He was rushed into surgery and seemed to be on the mend by September 12. Later that day, however, the president’s condition worsened rapidly and, on September 14, McKinley died from gangrene that had gone undetected in the internal wound.
1939 – Royal Air Force Pilot Officer Montague Hulton-Harrop became the first British pilot fatality of World War II. At the Battle of Barking Creek, an air-raid warning (which turned out to be false) resulted in a squadron of British Spitfires firing on a squadron of British Hurricanes (Hulton-Harrop was piloting one) in a case of friendly fire.
With the war only three days old, none of the Royal Air Force pilots had seen combat and very few had ever seen a German plane. Communications between planes and command centers were poor. There was no identifying procedure for pilots to distinguish between enemy and friendly aircraft.
1943 – A high-speed train traveling between New York City and Washington, D.C. derailed, killing 79 people. An apparent defect in an older car attached to the train combined with the placement of a signal gantry resulted in the deadly accident.

#### PROBLEMS AND TASKS
a) Copy the stretch of the history excerpt from "1939 – Royal" through "the deadly accident.".
b) Using the history excerpt, answer yes or no to each statement, and quote the words that settle it: (i) McKinley died of gangrene that no one had found in the internal wound. (ii) Hulton-Harrop was flying a Spitfire when he was killed. (iii) The 1943 train derailment killed 79 people.

#### DATA SUPPLIED
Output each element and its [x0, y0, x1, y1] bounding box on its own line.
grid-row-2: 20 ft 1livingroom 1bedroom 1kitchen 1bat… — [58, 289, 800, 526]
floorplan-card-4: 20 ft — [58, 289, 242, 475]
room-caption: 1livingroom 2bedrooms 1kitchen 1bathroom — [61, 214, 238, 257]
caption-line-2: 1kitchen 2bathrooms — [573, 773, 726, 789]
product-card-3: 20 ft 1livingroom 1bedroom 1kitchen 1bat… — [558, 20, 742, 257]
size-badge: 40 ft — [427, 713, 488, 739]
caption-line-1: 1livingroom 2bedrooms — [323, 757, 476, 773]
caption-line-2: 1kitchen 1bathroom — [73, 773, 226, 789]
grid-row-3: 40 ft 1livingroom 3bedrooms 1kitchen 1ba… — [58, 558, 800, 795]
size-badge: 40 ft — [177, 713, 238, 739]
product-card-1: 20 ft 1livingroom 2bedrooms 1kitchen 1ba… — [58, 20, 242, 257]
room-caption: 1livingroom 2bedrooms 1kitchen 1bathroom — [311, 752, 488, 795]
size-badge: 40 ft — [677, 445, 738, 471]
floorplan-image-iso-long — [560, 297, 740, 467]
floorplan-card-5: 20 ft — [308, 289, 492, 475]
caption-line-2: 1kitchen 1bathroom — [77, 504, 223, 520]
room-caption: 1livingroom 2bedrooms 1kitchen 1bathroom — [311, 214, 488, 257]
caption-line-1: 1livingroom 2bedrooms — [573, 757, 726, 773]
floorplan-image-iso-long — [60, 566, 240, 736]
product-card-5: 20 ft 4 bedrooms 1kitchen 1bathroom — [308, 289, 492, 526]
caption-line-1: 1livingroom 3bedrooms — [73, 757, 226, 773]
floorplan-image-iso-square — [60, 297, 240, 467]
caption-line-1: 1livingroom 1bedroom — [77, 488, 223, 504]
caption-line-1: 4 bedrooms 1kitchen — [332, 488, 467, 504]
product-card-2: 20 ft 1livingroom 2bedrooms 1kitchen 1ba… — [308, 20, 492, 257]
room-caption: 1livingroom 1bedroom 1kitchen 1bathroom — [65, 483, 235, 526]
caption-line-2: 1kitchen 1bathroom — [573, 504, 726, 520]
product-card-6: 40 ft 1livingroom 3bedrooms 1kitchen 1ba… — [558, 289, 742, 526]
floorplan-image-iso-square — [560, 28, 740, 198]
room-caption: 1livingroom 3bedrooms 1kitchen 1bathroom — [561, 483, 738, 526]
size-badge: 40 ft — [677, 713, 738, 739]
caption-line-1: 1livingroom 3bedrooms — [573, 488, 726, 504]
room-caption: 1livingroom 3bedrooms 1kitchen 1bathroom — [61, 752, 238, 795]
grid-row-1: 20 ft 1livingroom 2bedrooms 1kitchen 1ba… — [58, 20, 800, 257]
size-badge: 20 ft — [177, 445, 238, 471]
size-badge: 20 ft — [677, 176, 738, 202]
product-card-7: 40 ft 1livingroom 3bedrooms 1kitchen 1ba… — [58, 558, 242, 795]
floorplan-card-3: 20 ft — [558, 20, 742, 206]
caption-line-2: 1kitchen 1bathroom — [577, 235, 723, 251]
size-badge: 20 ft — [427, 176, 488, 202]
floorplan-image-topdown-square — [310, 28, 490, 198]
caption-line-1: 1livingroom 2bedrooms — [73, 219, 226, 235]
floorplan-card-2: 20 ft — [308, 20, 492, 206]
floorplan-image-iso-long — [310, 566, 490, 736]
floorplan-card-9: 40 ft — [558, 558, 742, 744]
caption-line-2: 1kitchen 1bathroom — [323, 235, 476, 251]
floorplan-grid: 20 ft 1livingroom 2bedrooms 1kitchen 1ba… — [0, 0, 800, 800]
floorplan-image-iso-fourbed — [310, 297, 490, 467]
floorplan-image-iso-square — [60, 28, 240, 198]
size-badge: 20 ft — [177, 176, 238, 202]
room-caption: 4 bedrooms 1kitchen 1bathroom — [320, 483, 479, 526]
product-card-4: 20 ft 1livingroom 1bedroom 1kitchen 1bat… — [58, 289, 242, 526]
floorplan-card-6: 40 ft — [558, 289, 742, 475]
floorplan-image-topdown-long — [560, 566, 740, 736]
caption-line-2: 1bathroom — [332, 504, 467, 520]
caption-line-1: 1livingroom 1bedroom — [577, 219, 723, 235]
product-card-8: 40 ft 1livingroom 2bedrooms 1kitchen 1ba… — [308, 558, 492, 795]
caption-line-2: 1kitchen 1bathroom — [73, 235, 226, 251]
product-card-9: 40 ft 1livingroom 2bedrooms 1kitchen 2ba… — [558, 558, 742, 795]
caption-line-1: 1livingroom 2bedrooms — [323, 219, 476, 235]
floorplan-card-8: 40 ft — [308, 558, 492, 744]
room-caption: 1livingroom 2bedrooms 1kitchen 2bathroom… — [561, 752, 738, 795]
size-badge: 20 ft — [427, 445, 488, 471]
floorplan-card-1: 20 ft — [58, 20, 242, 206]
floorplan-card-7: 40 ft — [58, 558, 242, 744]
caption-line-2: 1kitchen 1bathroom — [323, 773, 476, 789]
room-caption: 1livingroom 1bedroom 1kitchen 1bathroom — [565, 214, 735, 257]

#### TASK-BY-TASK OUTPUTS
a)
1939 – Royal Air Force Pilot Officer Montague Hulton-Harrop became the first British pilot fatality of World War II. At the Battle of Barking Creek, an air-raid warning (which turned out to be false) resulted in a squadron of British Spitfires firing on a squadron of British Hurricanes (Hulton-Harrop was piloting one) in a case of friendly fire.
With the war only three days old, none of the Royal Air Force pilots had seen combat and very few had ever seen a German plane. Communications between planes and command centers were poor. There was no identifying procedure for pilots to distinguish between enemy and friendly aircraft.
1943 – A high-speed train traveling between New York City and Washington, D.C. derailed, killing 79 people. An apparent defect in an older car attached to the train combined with the placement of a signal gantry resulted in the deadly accident.

b)
(i) Yes: "McKinley died from gangrene that had gone undetected in the internal wound."
(ii) No: "a squadron of British Spitfires firing on a squadron of British Hurricanes (Hulton-Harrop was piloting one)"
(iii) Yes: "derailed, killing 79 people."